— Text section —

IP Lookup Enrichment

Summary

This enrichment uses MaxMind databases to look up useful data based on the IP address collected by your Snowplow tracker(s).

Overview

When a user browses your site or app their IP address is collected. MaxMind maintains databases of additional points of information like geographic location, second level domain names (acme.com), Internet Service Provider, organization name and several other data points publicly associated with a given IP address.

The IP lookup enrichment uses MaxMind databases in order to take the IP address collected and add additional data points to every event generated by the user with a given IP address.

Some of the databases MaxMind maintains require a commercial subscription with MaxMind.

Setting up this Enrichment

1. Decide which databases you’d like to use and download them

MaxMind offers five different databases with information on different IP addresses which can be used with Snowplow, one free:

And four paid for databases:

  • GeoIP2 City, which also contains geographic information, but that with a lot more precision and coverage than that found in the GeoLite2 Free Database
  • GeoIP2 ISP, which contains information about the ISP serving that IP
  • GeoIP2 Domain, which contains information about the domain at that IP address
  • GeoIP2 Connection Type, which contains information about the connection type at that IP address.

You need to decide which of the different Maxmind databases listed above you wish to enrich your data with, download the .mmdb files and then setup the enrichment configuration accordingly.

2. Upload the databases to a location on your cloud

Once downloaded, take the .mmdb file(s) and upload them to a location on your cloud:

  • Amazon S3 (if running Snowplow on AWS) e.g. s3://my-private-bucket/third-party/maxmind
  • Google Cloud Storage (if running Snowplow on GCS) e.g. gs://my-private-bucket/third-party/maxmind

When the database(s) need updating in future you can simply download the latest version and overwrite this file in your storage.

— Dataset extract —

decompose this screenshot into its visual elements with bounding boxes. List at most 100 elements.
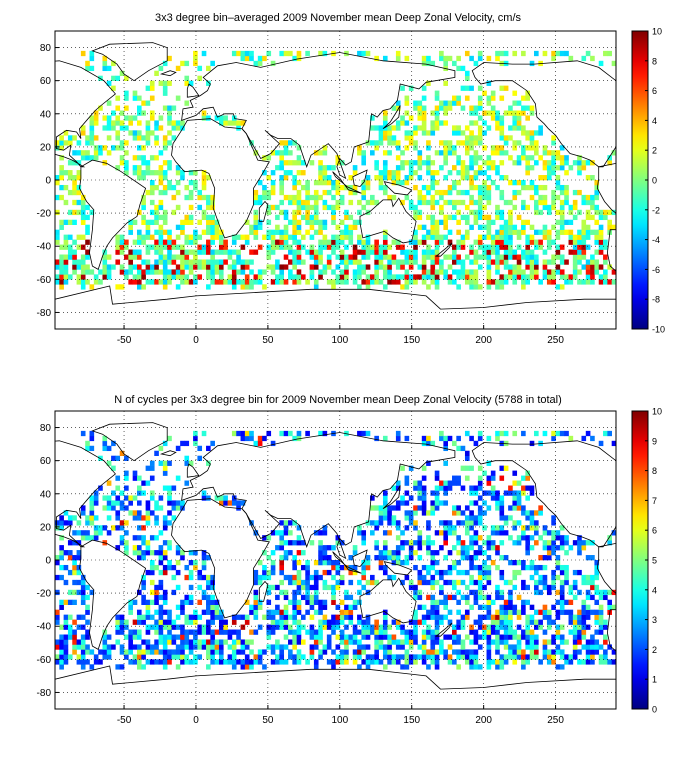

— Work to complete —
**A.** In the IP lookup enrichment page, what should you do when the databases need updating?
**B.** Carry the IP lookup enrichment page forward from its last sentence.
The material has no connection to the IP lookup enrichment page.

— Responses for each task —
**A.** Download the latest version and overwrite the existing file in your storage.

**B.**
MaxMind also offer a method to download and update their databases programmatically.

3. Configure the enrichment for your pipeline

Enable the IP Lookup enrichment for your pipeline either through Enrichments UI or by enabling it in your Github account.

There are four possible fields you can add to the “parameters” section of the enrichment configuration JSON: “geo”, “isp”, “domain”, and “connectionType”:

  • The database field contains the name of the MaxMind database file.
  • The uri field contains the URI of the bucket in which the database file is found. This can have either http: or s3: or gs: as the scheme and must not end with a trailing slash.

It is important to note that accepted database filenames are the strings which are allowed in the database subfield. If the file name you provide is not one of these, the enrichment JSON will fail validation.

Enrichment parameter Valid database names
geo "GeoLite2-City.mmdb"
"GeoIP2-City.mmdb"
isp "GeoIP2-ISP.mmdb"
domain "GeoIP2-Domain.mmdb"
connectionType "GeoIP2-Connection-Type.mmdb"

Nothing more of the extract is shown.